Request
Give the entries again exactly, every one of them.

Listed entries
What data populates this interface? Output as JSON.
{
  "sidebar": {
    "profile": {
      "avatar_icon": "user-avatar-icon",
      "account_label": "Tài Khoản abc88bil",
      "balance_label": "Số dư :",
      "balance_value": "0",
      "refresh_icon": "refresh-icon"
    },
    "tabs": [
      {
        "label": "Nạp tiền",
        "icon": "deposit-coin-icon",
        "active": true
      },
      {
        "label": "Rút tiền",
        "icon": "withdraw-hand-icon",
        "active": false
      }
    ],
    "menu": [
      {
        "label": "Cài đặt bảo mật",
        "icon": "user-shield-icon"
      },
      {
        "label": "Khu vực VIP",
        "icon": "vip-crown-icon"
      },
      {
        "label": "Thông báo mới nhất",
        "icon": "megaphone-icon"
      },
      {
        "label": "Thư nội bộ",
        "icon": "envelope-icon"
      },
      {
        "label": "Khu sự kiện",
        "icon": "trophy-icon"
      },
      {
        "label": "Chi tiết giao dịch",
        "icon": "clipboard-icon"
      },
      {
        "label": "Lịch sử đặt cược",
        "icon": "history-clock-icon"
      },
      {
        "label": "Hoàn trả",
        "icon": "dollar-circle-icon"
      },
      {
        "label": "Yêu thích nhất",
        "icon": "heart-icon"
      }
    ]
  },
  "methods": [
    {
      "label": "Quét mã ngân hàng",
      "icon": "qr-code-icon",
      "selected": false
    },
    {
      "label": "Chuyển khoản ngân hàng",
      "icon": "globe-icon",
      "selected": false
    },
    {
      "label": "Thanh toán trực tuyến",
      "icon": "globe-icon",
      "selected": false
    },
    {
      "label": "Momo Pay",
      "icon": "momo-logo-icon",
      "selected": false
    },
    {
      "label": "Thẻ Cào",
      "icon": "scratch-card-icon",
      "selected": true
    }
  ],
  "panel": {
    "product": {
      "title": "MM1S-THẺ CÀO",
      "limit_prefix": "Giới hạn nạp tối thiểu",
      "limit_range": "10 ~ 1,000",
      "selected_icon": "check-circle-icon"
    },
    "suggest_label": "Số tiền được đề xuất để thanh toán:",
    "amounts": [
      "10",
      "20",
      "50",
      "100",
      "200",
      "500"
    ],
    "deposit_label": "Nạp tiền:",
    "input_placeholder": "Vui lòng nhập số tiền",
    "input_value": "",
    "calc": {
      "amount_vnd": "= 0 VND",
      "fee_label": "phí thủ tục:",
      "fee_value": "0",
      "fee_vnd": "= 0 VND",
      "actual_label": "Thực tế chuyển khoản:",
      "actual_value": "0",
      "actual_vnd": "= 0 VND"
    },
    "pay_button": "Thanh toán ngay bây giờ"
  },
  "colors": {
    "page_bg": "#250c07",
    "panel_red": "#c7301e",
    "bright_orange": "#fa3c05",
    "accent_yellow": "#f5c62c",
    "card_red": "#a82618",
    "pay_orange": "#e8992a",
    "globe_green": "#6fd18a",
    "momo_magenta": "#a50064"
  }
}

Task result
What data populates this interface? Output as JSON.
{
  "sidebar": {
    "profile": {
      "avatar_icon": "user-avatar-icon",
      "account_label": "Tài Khoản abc88bil",
      "balance_label": "Số dư :",
      "balance_value": "0",
      "refresh_icon": "refresh-icon"
    },
    "tabs": [
      {
        "label": "Nạp tiền",
        "icon": "deposit-coin-icon",
        "active": true
      },
      {
        "label": "Rút tiền",
        "icon": "withdraw-hand-icon",
        "active": false
      }
    ],
    "menu": [
      {
        "label": "Cài đặt bảo mật",
        "icon": "user-shield-icon"
      },
      {
        "label": "Khu vực VIP",
        "icon": "vip-crown-icon"
      },
      {
        "label": "Thông báo mới nhất",
        "icon": "megaphone-icon"
      },
      {
        "label": "Thư nội bộ",
        "icon": "envelope-icon"
      },
      {
        "label": "Khu sự kiện",
        "icon": "trophy-icon"
      },
      {
        "label": "Chi tiết giao dịch",
        "icon": "clipboard-icon"
      },
      {
        "label": "Lịch sử đặt cược",
        "icon": "history-clock-icon"
      },
      {
        "label": "Hoàn trả",
        "icon": "dollar-circle-icon"
      },
      {
        "label": "Yêu thích nhất",
        "icon": "heart-icon"
      }
    ]
  },
  "methods": [
    {
      "label": "Quét mã ngân hàng",
      "icon": "qr-code-icon",
      "selected": false
    },
    {
      "label": "Chuyển khoản ngân hàng",
      "icon": "globe-icon",
      "selected": false
    },
    {
      "label": "Thanh toán trực tuyến",
      "icon": "globe-icon",
      "selected": false
    },
    {
      "label": "Momo Pay",
      "icon": "momo-logo-icon",
      "selected": false
    },
    {
      "label": "Thẻ Cào",
      "icon": "scratch-card-icon",
      "selected": true
    }
  ],
  "panel": {
    "product": {
      "title": "MM1S-THẺ CÀO",
      "limit_prefix": "Giới hạn nạp tối thiểu",
      "limit_range": "10 ~ 1,000",
      "selected_icon": "check-circle-icon"
    },
    "suggest_label": "Số tiền được đề xuất để thanh toán:",
    "amounts": [
      "10",
      "20",
      "50",
      "100",
      "200",
      "500"
    ],
    "deposit_label": "Nạp tiền:",
    "input_placeholder": "Vui lòng nhập số tiền",
    "input_value": "",
    "calc": {
      "amount_vnd": "= 0 VND",
      "fee_label": "phí thủ tục:",
      "fee_value": "0",
      "fee_vnd": "= 0 VND",
      "actual_label": "Thực tế chuyển khoản:",
      "actual_value": "0",
      "actual_vnd": "= 0 VND"
    },
    "pay_button": "Thanh toán ngay bây giờ"
  },
  "colors": {
    "page_bg": "#250c07",
    "panel_red": "#c7301e",
    "bright_orange": "#fa3c05",
    "accent_yellow": "#f5c62c",
    "card_red": "#a82618",
    "pay_orange": "#e8992a",
    "globe_green": "#6fd18a",
    "momo_magenta": "#a50064"
  }
}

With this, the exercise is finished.